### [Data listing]
══════════════════════════════

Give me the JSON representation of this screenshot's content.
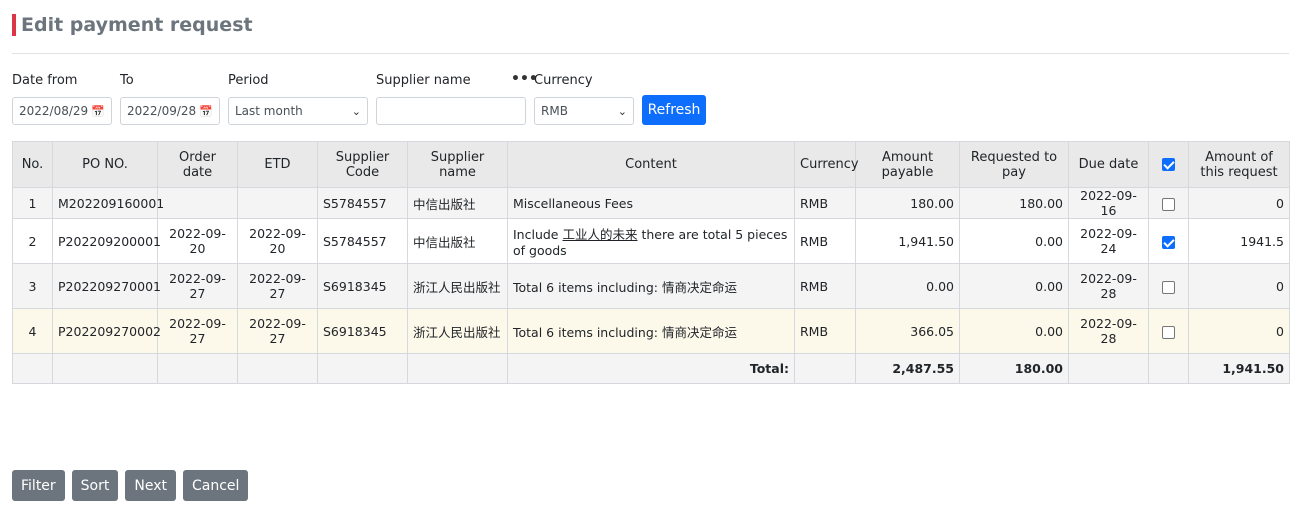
{
  "page": {
    "title": "Edit payment request"
  },
  "filters": {
    "date_from_label": "Date from",
    "to_label": "To",
    "period_label": "Period",
    "supplier_label": "Supplier name",
    "currency_label": "Currency",
    "date_from_value": "2022/08/29",
    "to_value": "2022/09/28",
    "period_value": "Last month",
    "supplier_value": "",
    "currency_value": "RMB",
    "refresh_label": "Refresh",
    "more_label": "•••"
  },
  "table": {
    "headers": {
      "no": "No.",
      "po": "PO NO.",
      "order_date": "Order date",
      "etd": "ETD",
      "supplier_code": "Supplier Code",
      "supplier_name": "Supplier name",
      "content": "Content",
      "currency": "Currency",
      "amount_payable": "Amount payable",
      "requested": "Requested to pay",
      "due_date": "Due date",
      "amount_request": "Amount of this request",
      "select_all_checked": true
    },
    "rows": [
      {
        "no": "1",
        "po": "M202209160001",
        "order_date": "",
        "etd": "",
        "supplier_code": "S5784557",
        "supplier_name": "中信出版社",
        "content_prefix": "Miscellaneous Fees",
        "content_link": "",
        "content_suffix": "",
        "currency": "RMB",
        "amount_payable": "180.00",
        "requested": "180.00",
        "due_date": "2022-09-16",
        "checked": false,
        "amount_request": "0"
      },
      {
        "no": "2",
        "po": "P202209200001",
        "order_date": "2022-09-20",
        "etd": "2022-09-20",
        "supplier_code": "S5784557",
        "supplier_name": "中信出版社",
        "content_prefix": "Include ",
        "content_link": "工业人的未来",
        "content_suffix": " there are total 5 pieces of goods",
        "currency": "RMB",
        "amount_payable": "1,941.50",
        "requested": "0.00",
        "due_date": "2022-09-24",
        "checked": true,
        "amount_request": "1941.5"
      },
      {
        "no": "3",
        "po": "P202209270001",
        "order_date": "2022-09-27",
        "etd": "2022-09-27",
        "supplier_code": "S6918345",
        "supplier_name": "浙江人民出版社",
        "content_prefix": "Total 6 items including: ",
        "content_link": "情商决定命运",
        "content_suffix": "",
        "currency": "RMB",
        "amount_payable": "0.00",
        "requested": "0.00",
        "due_date": "2022-09-28",
        "checked": false,
        "amount_request": "0"
      },
      {
        "no": "4",
        "po": "P202209270002",
        "order_date": "2022-09-27",
        "etd": "2022-09-27",
        "supplier_code": "S6918345",
        "supplier_name": "浙江人民出版社",
        "content_prefix": "Total 6 items including: ",
        "content_link": "情商决定命运",
        "content_suffix": "",
        "currency": "RMB",
        "amount_payable": "366.05",
        "requested": "0.00",
        "due_date": "2022-09-28",
        "checked": false,
        "amount_request": "0"
      }
    ],
    "total": {
      "label": "Total:",
      "amount_payable": "2,487.55",
      "requested": "180.00",
      "amount_request": "1,941.50"
    }
  },
  "actions": {
    "filter": "Filter",
    "sort": "Sort",
    "next": "Next",
    "cancel": "Cancel"
  },
  "colors": {
    "accent": "#dc3545",
    "primary": "#0d6efd",
    "secondary": "#6c757d",
    "highlight_row": "#fdf9ea"
  }
}
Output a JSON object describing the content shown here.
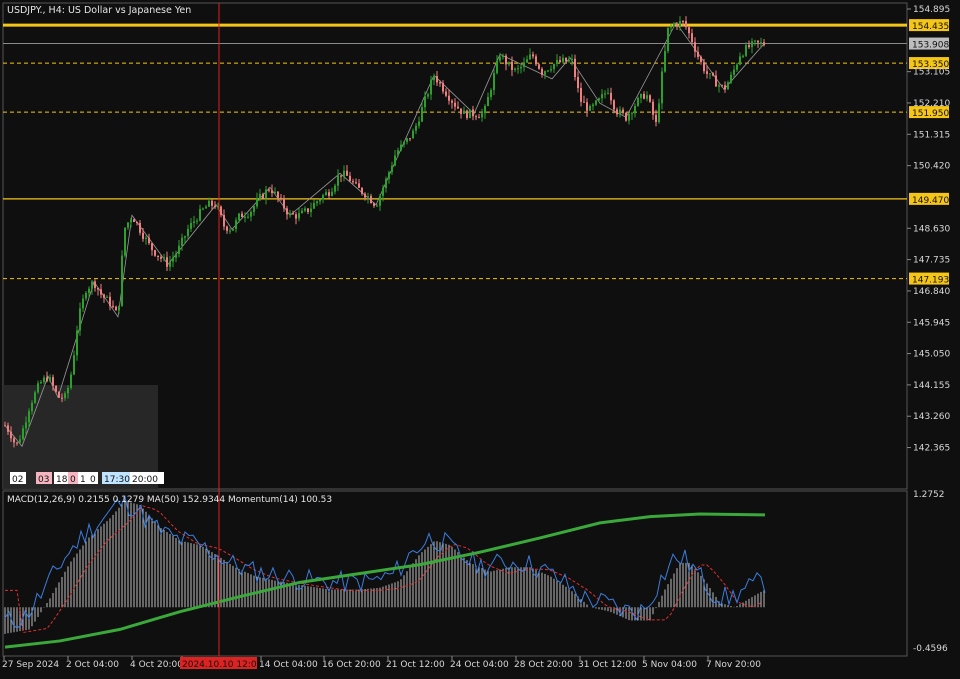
{
  "chart_title": "USDJPY., H4:  US Dollar vs Japanese Yen",
  "indicator_label": "MACD(12,26,9) 0.2155 0.1279 MA(50) 152.9344 Momentum(14) 100.53",
  "price_axis": [
    "154.895",
    "154.435",
    "153.908",
    "153.350",
    "153.105",
    "152.210",
    "151.950",
    "151.315",
    "150.420",
    "149.470",
    "148.630",
    "147.735",
    "147.193",
    "146.840",
    "145.945",
    "145.050",
    "144.155",
    "143.260",
    "142.365"
  ],
  "indicator_axis": [
    "1.2752",
    "-0.4596"
  ],
  "time_axis": [
    "27 Sep 2024",
    "2 Oct 04:00",
    "4 Oct 20:00",
    "2024.10.10 12:00",
    "14 Oct 04:00",
    "16 Oct 20:00",
    "21 Oct 12:00",
    "24 Oct 04:00",
    "28 Oct 20:00",
    "31 Oct 12:00",
    "5 Nov 04:00",
    "7 Nov 20:00"
  ],
  "levels": {
    "solid_top": "154.435",
    "current": "153.908",
    "dashed_1": "153.350",
    "dashed_2": "151.950",
    "solid_mid": "149.470",
    "dashed_3": "147.193"
  },
  "mini_panel_labels": [
    "02",
    "03",
    "18",
    "0",
    "1",
    "0",
    "17:30",
    "20:00"
  ],
  "colors": {
    "background": "#0f0f0f",
    "bull": "#2ca02c",
    "bear": "#f08080",
    "level_yellow": "#f5c518",
    "macd_signal": "#e03030",
    "macd_line": "#3b7ddd",
    "ma50": "#3aa83a",
    "cursor_red": "#d22"
  }
}
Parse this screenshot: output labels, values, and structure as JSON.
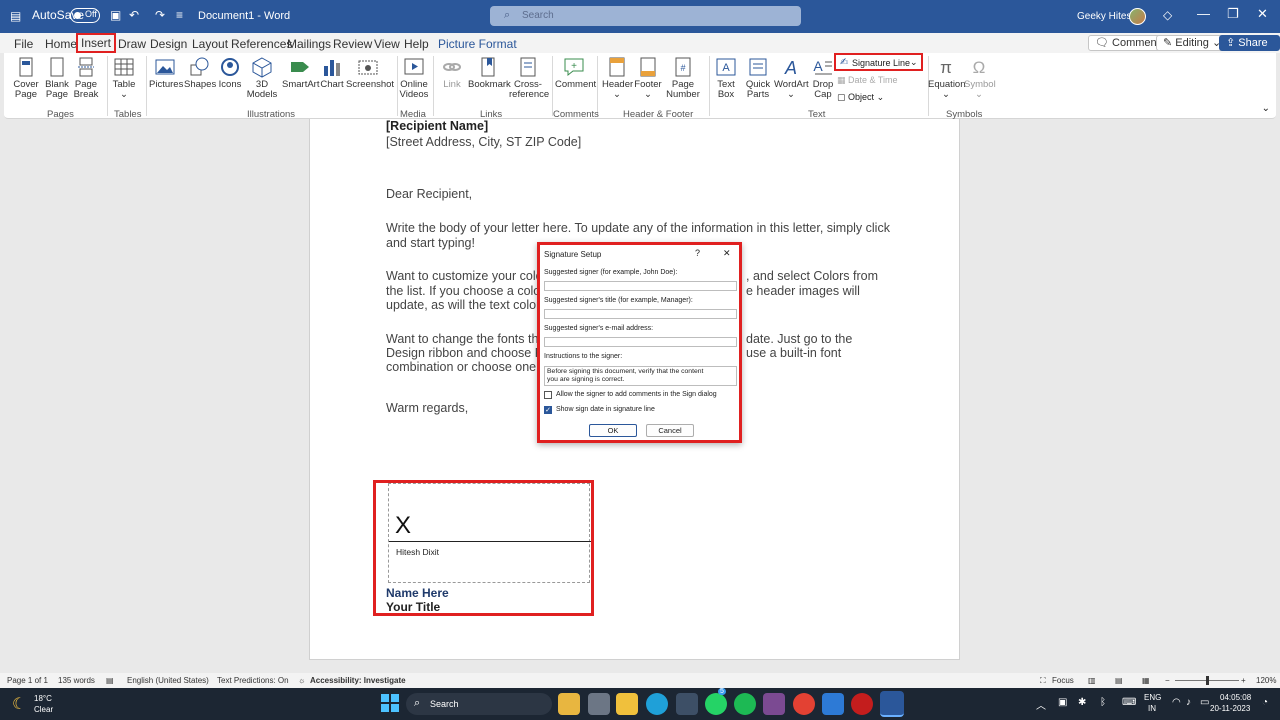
{
  "titlebar": {
    "autosave": "AutoSave",
    "toggle": "Off",
    "doc_title": "Document1 - Word",
    "search_placeholder": "Search",
    "user": "Geeky Hitesh"
  },
  "tabs": [
    "File",
    "Home",
    "Insert",
    "Draw",
    "Design",
    "Layout",
    "References",
    "Mailings",
    "Review",
    "View",
    "Help",
    "Picture Format"
  ],
  "active_tab": "Insert",
  "header_buttons": {
    "comments": "Comments",
    "editing": "Editing",
    "share": "Share"
  },
  "ribbon": {
    "items": [
      {
        "label": "Cover\nPage",
        "icon": "cover-page-icon"
      },
      {
        "label": "Blank\nPage",
        "icon": "blank-page-icon"
      },
      {
        "label": "Page\nBreak",
        "icon": "page-break-icon"
      },
      {
        "label": "Table",
        "icon": "table-icon"
      },
      {
        "label": "Pictures",
        "icon": "pictures-icon"
      },
      {
        "label": "Shapes",
        "icon": "shapes-icon"
      },
      {
        "label": "Icons",
        "icon": "icons-icon"
      },
      {
        "label": "3D\nModels",
        "icon": "3d-models-icon"
      },
      {
        "label": "SmartArt",
        "icon": "smartart-icon"
      },
      {
        "label": "Chart",
        "icon": "chart-icon"
      },
      {
        "label": "Screenshot",
        "icon": "screenshot-icon"
      },
      {
        "label": "Online\nVideos",
        "icon": "online-videos-icon"
      },
      {
        "label": "Link",
        "icon": "link-icon"
      },
      {
        "label": "Bookmark",
        "icon": "bookmark-icon"
      },
      {
        "label": "Cross-\nreference",
        "icon": "cross-reference-icon"
      },
      {
        "label": "Comment",
        "icon": "comment-icon"
      },
      {
        "label": "Header",
        "icon": "header-icon"
      },
      {
        "label": "Footer",
        "icon": "footer-icon"
      },
      {
        "label": "Page\nNumber",
        "icon": "page-number-icon"
      },
      {
        "label": "Text\nBox",
        "icon": "text-box-icon"
      },
      {
        "label": "Quick\nParts",
        "icon": "quick-parts-icon"
      },
      {
        "label": "WordArt",
        "icon": "wordart-icon"
      },
      {
        "label": "Drop\nCap",
        "icon": "drop-cap-icon"
      },
      {
        "label": "Equation",
        "icon": "equation-icon"
      },
      {
        "label": "Symbol",
        "icon": "symbol-icon"
      }
    ],
    "small": {
      "signature_line": "Signature Line",
      "date_time": "Date & Time",
      "object": "Object"
    },
    "groups": [
      "Pages",
      "Tables",
      "Illustrations",
      "Media",
      "Links",
      "Comments",
      "Header & Footer",
      "Text",
      "Symbols"
    ]
  },
  "document": {
    "recipient_name": "[Recipient Name]",
    "address": "[Street Address, City, ST ZIP Code]",
    "greeting": "Dear Recipient,",
    "p1_l1": "Write the body of your letter here.  To update any of the information in this letter, simply click",
    "p1_l2": "and start typing!",
    "p2_l1": "Want to customize your colo",
    "p2_l1b": ", and select Colors from",
    "p2_l2": "the list.  If you choose a colo",
    "p2_l2b": "e header images will",
    "p2_l3": "update, as will the text color",
    "p3_l1": "Want to change the fonts tha",
    "p3_l1b": "date.  Just go to the",
    "p3_l2": "Design ribbon and choose F",
    "p3_l2b": "use a built-in font",
    "p3_l3": "combination or choose one o",
    "closing": "Warm regards,",
    "sig_x": "X",
    "sig_name": "Hitesh Dixit",
    "name_here": "Name Here",
    "your_title": "Your Title"
  },
  "dialog": {
    "title": "Signature Setup",
    "help": "?",
    "l1": "Suggested signer (for example, John Doe):",
    "l2": "Suggested signer's title (for example, Manager):",
    "l3": "Suggested signer's e-mail address:",
    "l4": "Instructions to the signer:",
    "instructions": "Before signing this document, verify that the content\nyou are signing is correct.",
    "c1": "Allow the signer to add comments in the Sign dialog",
    "c2": "Show sign date in signature line",
    "c1_checked": false,
    "c2_checked": true,
    "ok": "OK",
    "cancel": "Cancel"
  },
  "status": {
    "page": "Page 1 of 1",
    "words": "135 words",
    "lang": "English (United States)",
    "predictions": "Text Predictions: On",
    "access": "Accessibility: Investigate",
    "focus": "Focus",
    "zoom": "120%"
  },
  "taskbar": {
    "temp": "18°C",
    "weather": "Clear",
    "search": "Search",
    "lang1": "ENG",
    "lang2": "IN",
    "time": "04:05:08",
    "date": "20-11-2023",
    "badge": "5"
  }
}
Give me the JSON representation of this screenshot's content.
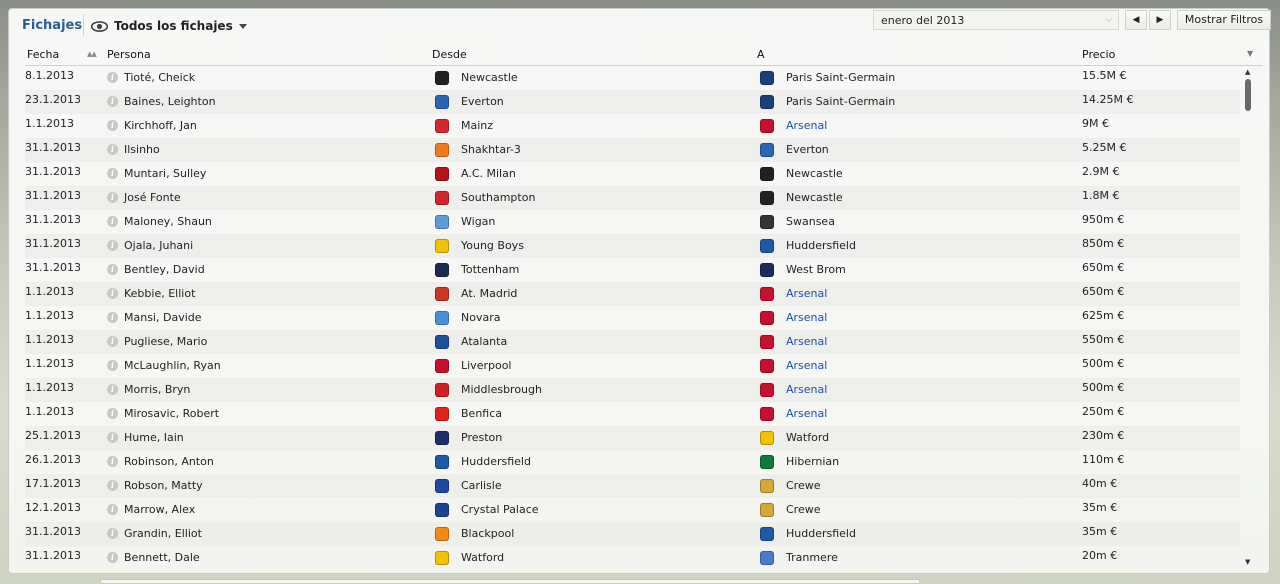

══════════════════════════════

### [WRITTEN TASK]
Copy each line of the listing that contains the string "Hitesh".

### [COMPLETED TASK]
    "user": "Geeky Hitesh"
    "sig_name": "Hitesh Dixit",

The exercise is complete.